The last case shouldn't happen too often, but if we always wait for latex
to finish, that will unnecesarily increase latency.

I'm also thinking that some similar solution should be added for
chemical reactions.

Any opinions ?
Re: Question about current code [ In reply to ]
On Wed, Nov 27, 2002 at 02:50:24AM +0100, Tomasz Wegrzanowski wrote:
>How to integrate it with Wikipedia script ?
>
>Wikipedia script when rendering should find all <math>.*</math> in markup,
>call this program (which is very fast if images are already rendered)
>and get info provided by it to render a page. I'm not even sure what should
>that program return.

An easier to implement way is this: have a special page where you can
type in the TeX; when you hit "submit", it gets rendered, and saved as
the png file of a name you have specified. It would look like, and be
analogous to the image upload page. Then you could use the image
directly in your page, and any other page that is needed, and it would
save re-parsing and re-generating the image everytime someone views the
page.

Jonathan

--
Geek House Productions, Ltd.

■ INFORMATION SUPPLIED
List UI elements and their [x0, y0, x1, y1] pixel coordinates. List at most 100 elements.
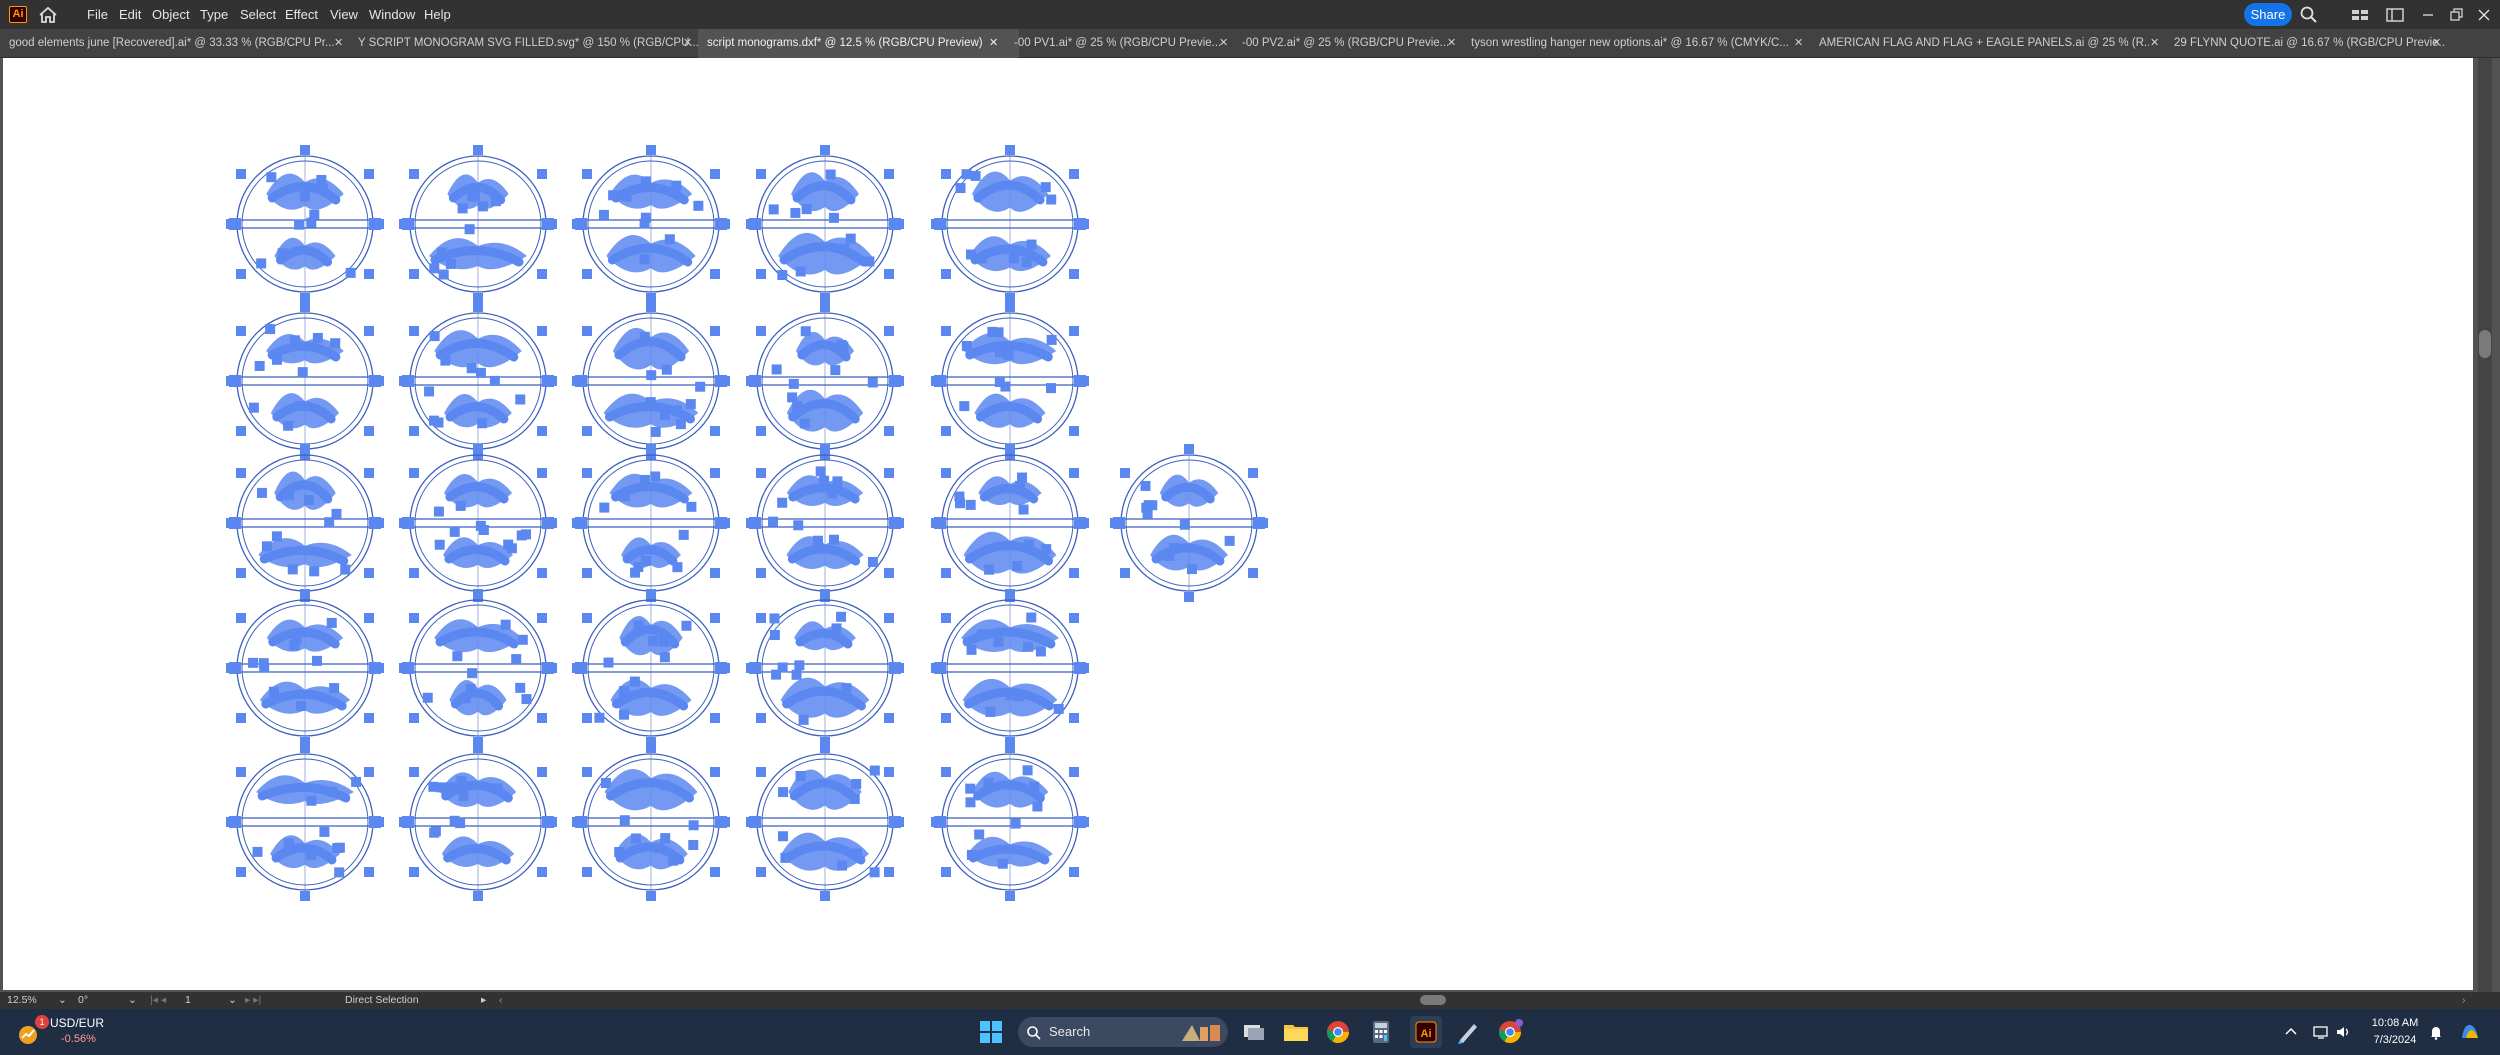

■ EXERCISE TASK 1
Decide whether each statement agrees with the math-rendering thread: (a) the reply proposes a special page where TeX is typed in and saved as a png file; (b) the program that finds the math markup is described as slow even when images are already rendered; (c) always waiting for latex to finish would lower latency. Answer yes or no for each, quoting the words of the thread that decide it.
■ EXERCISE TASK 2
Return the stretch of the math-rendering thread starting with "An easier to" and going on through "House Productions, Ltd.".
■ EXERCISE TASK 3
Supply the next part of the math-rendering thread, picking up after its last line.
The data were drawn from a source separate from the math-rendering thread.

■ WRITTEN RESPONSE 1
(a) Yes: "have a special page where you can type in the TeX; when you hit "submit", it gets rendered, and saved as the png file of a name you have specified."
(b) No: "which is very fast if images are already rendered"
(c) No: "if we always wait for latex to finish, that will unnecesarily increase latency."

■ WRITTEN RESPONSE 2
An easier to implement way is this: have a special page where you can
type in the TeX; when you hit "submit", it gets rendered, and saved as
the png file of a name you have specified. It would look like, and be
analogous to the image upload page. Then you could use the image
directly in your page, and any other page that is needed, and it would
save re-parsing and re-generating the image everytime someone views the
page.

Jonathan

--
Geek House Productions, Ltd.

■ WRITTEN RESPONSE 3
Providing Unix & Internet Contracting and Consulting,
QA Testing, Technical Documentation, Systems Design & Implementation,
General Programming, E-commerce, Web & Mail Services since 1998

Phone: 604-435-1205
Email: djw@reactor-core.org
Webpage: http://reactor-core.org
Address: 2459 E 41st Ave, Vancouver, BC V5R2W2
Re: Question about current code [ In reply to ]
On Wed, Nov 27, 2002 at 01:13:11AM -0500, The Cunctator wrote:
>We would be best served by not duplicating the efforts of
>http://planetmath.org, a GFDL math encyclopedia.
>
>I recommend that Wikipedia either 1) not use Tex-graphics, and stick to
>what can be done with plain-jane wiki/HTML, or 2) integrate efforts with
>planetmath.org.

planetmath, alas, is not a Wiki. Totally different dynamic. I would be
happy to see Planetmath integrate with us.

Jonathan

--
Geek House Productions, Ltd.

Providing Unix & Internet Contracting and Consulting,
QA Testing, Technical Documentation, Systems Design & Implementation,
General Programming, E-commerce, Web & Mail Services since 1998

Phone: 604-435-1205
Email: djw@reactor-core.org
Webpage: http://reactor-core.org
Address: 2459 E 41st Ave, Vancouver, BC V5R2W2
Re: Question about current code [ In reply to ]
On Tue, 2002-11-26 at 22:12, Jonathan Walther wrote:
> On Wed, Nov 27, 2002 at 02:50:24AM +0100, Tomasz Wegrzanowski wrote:
> >How to integrate it with Wikipedia script ?
> >
> >Wikipedia script when rendering should find all <math>.*</math> in markup,
> >call this program (which is very fast if images are already rendered)
> >and get info provided by it to render a page. I'm not even sure what should
> >that program return.

We would be best served by not duplicating the efforts of
http://planetmath.org, a GFDL math encyclopedia.

I recommend that Wikipedia either 1) not use Tex-graphics, and stick to
what can be done with plain-jane wiki/HTML, or 2) integrate efforts with
planetmath.org.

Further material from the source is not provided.